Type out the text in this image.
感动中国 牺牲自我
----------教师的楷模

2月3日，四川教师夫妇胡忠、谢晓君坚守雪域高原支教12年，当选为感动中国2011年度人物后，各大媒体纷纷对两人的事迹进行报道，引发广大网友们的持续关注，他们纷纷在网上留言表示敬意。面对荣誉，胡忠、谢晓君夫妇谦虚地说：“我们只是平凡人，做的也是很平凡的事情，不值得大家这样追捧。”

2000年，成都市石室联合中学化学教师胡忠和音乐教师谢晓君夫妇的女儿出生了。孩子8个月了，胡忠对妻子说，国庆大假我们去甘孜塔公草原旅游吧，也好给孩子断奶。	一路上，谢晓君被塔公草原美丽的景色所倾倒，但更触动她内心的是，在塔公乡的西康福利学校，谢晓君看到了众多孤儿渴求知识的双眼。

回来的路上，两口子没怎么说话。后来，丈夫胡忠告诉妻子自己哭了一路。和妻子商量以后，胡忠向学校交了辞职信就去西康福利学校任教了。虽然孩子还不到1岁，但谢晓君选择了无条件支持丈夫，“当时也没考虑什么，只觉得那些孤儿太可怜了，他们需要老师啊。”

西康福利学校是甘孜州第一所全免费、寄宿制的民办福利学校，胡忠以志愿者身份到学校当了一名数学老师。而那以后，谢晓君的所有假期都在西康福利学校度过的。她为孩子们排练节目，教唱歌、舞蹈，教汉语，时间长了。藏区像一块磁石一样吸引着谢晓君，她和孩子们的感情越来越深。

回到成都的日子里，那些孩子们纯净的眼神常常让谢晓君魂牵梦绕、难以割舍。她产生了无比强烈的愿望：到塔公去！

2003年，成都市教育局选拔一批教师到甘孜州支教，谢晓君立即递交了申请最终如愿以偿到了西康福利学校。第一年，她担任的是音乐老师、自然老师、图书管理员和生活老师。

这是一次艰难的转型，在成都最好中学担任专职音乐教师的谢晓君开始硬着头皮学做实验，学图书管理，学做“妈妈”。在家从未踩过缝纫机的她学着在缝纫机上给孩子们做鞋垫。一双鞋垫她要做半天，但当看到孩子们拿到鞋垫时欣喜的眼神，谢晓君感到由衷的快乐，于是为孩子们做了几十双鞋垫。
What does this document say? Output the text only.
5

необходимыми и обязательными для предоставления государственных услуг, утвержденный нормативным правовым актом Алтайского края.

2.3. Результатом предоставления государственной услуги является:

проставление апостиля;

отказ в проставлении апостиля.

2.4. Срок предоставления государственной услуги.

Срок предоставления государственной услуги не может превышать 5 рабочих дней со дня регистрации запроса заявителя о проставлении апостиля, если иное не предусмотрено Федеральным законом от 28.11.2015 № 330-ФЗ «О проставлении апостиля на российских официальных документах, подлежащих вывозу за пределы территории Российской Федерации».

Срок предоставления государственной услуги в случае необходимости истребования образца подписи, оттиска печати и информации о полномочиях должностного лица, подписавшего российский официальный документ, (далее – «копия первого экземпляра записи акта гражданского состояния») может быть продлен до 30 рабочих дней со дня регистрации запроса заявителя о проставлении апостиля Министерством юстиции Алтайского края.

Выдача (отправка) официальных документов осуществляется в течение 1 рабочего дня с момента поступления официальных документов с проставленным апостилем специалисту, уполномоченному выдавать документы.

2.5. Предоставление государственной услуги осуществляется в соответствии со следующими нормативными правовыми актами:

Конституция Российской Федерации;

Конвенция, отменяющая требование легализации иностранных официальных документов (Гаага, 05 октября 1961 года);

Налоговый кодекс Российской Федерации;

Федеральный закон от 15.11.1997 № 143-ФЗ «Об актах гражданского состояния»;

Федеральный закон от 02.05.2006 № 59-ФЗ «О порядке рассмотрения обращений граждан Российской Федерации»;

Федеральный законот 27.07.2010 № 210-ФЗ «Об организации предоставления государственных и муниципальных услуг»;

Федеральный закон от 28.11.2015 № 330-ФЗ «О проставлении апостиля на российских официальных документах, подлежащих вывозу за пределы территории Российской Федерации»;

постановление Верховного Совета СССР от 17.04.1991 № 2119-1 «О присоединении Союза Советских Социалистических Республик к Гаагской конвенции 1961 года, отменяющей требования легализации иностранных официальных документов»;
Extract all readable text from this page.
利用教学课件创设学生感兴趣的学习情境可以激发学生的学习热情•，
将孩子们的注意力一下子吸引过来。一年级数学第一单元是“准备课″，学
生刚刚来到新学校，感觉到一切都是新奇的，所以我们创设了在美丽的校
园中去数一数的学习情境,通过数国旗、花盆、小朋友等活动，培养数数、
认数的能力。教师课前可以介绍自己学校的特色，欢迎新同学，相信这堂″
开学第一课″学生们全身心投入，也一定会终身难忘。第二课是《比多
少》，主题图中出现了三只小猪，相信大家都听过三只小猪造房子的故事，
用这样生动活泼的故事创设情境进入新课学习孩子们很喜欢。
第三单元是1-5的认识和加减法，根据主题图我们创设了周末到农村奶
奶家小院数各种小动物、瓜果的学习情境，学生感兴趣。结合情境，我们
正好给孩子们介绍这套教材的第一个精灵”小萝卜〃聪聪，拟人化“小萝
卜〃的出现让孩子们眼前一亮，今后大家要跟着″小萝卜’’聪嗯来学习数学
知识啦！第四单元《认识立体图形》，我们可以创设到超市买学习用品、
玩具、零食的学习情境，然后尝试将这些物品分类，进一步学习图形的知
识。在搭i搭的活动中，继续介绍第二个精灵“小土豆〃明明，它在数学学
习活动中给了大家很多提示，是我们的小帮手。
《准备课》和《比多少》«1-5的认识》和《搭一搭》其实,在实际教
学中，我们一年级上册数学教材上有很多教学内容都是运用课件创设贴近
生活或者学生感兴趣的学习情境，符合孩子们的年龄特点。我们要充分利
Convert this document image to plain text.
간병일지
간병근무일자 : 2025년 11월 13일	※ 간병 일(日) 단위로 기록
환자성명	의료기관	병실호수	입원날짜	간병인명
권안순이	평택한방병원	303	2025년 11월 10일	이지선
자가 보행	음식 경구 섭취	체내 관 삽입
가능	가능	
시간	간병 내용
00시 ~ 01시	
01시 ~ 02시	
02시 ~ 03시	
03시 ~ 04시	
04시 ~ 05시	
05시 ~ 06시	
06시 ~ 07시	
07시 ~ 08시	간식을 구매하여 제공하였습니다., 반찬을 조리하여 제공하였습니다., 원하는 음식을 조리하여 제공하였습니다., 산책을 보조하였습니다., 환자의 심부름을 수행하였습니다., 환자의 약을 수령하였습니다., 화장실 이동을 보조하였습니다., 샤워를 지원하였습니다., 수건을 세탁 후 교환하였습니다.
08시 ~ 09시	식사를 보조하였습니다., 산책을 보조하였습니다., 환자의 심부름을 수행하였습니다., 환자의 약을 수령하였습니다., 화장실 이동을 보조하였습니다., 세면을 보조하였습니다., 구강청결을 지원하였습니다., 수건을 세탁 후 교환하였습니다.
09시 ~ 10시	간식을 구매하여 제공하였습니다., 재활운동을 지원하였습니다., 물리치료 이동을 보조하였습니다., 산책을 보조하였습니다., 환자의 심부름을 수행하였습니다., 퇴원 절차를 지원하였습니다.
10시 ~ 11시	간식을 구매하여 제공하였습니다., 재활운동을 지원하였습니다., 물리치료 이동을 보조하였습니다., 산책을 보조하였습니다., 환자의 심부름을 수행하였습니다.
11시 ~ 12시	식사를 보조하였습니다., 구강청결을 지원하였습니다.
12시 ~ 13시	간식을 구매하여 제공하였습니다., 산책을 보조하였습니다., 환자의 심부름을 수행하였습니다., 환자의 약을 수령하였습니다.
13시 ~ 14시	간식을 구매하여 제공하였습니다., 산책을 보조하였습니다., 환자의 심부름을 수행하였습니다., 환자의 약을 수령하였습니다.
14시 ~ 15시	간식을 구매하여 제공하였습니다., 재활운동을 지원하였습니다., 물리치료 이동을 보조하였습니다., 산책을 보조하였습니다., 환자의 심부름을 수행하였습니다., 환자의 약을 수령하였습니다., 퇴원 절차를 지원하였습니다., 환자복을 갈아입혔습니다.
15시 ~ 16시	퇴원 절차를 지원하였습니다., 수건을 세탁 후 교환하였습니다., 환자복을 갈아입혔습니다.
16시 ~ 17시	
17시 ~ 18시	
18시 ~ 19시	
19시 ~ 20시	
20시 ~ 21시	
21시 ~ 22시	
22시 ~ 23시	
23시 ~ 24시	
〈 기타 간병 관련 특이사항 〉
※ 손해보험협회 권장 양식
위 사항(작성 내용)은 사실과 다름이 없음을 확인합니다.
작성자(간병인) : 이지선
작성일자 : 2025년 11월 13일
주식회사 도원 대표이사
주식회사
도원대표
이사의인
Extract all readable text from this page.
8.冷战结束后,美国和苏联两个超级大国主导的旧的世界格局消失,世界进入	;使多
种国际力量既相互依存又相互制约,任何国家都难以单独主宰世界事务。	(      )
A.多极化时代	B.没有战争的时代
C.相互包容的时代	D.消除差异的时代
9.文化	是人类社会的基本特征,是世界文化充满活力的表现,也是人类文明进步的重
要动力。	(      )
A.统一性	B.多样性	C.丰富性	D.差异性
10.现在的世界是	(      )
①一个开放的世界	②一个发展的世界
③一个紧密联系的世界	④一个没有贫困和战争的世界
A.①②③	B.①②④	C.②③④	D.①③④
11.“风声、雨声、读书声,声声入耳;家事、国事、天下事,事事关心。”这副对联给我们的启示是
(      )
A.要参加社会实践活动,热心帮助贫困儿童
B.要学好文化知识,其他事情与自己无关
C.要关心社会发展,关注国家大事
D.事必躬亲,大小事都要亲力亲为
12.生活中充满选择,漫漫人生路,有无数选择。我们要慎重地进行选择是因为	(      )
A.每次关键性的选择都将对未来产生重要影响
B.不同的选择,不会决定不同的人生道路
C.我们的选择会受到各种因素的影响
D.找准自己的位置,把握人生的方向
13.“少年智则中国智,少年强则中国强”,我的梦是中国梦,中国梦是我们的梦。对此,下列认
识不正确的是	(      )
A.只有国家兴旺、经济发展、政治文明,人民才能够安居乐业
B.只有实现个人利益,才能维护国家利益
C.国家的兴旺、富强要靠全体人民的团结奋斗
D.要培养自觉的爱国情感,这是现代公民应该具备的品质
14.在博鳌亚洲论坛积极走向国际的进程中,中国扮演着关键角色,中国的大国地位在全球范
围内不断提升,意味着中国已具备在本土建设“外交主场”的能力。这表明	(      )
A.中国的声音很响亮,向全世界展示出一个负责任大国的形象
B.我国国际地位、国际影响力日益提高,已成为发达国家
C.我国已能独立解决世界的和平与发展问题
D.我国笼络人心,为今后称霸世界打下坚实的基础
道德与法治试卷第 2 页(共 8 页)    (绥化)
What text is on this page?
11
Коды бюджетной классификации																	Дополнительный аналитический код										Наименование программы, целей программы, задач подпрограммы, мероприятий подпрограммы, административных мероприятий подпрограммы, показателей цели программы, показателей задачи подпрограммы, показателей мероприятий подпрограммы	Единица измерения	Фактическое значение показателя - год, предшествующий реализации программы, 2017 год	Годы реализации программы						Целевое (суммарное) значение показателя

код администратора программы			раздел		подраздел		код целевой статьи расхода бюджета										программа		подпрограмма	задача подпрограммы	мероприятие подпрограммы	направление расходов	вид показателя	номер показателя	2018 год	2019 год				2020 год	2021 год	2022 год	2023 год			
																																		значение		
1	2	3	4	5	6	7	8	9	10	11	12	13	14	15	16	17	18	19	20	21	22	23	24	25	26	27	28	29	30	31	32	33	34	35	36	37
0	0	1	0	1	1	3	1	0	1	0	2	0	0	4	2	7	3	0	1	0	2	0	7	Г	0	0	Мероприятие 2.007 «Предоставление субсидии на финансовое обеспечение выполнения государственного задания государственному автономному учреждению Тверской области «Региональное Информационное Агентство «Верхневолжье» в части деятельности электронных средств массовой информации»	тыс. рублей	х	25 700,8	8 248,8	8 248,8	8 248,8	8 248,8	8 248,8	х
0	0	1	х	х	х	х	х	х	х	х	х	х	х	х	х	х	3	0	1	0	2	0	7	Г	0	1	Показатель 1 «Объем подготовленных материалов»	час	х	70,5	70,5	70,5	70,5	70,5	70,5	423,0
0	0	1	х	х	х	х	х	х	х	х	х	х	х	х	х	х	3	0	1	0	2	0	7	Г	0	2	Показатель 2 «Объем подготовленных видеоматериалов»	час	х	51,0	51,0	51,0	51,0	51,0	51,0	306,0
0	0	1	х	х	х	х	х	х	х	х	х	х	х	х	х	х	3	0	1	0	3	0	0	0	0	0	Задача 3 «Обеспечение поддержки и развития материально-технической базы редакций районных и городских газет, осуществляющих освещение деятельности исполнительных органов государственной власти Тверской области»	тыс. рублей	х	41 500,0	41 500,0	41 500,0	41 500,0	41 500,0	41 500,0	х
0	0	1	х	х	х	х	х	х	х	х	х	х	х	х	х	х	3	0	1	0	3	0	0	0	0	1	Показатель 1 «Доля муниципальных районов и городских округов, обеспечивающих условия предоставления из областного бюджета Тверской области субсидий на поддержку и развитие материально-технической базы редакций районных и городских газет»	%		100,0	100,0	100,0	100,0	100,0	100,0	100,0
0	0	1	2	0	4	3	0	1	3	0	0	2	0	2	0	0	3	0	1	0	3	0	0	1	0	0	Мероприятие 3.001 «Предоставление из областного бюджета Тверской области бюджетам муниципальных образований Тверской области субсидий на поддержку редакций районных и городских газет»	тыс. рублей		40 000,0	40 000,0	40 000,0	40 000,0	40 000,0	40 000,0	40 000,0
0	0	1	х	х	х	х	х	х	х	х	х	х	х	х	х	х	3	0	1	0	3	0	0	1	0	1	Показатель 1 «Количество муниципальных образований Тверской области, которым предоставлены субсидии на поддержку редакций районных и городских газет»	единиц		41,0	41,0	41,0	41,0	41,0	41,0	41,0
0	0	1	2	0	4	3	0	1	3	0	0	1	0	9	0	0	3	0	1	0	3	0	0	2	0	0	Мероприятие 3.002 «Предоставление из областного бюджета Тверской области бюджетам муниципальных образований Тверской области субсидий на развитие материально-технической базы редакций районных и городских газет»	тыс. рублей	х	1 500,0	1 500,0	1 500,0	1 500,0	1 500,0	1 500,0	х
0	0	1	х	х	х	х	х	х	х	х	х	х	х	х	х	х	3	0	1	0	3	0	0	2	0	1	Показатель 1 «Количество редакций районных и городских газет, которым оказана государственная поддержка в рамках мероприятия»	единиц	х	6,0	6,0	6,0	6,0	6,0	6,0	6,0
--------------------
Pick out the lines above that hold the string "What" and show them.

What does this document say? Output the text only.
What text is on this page?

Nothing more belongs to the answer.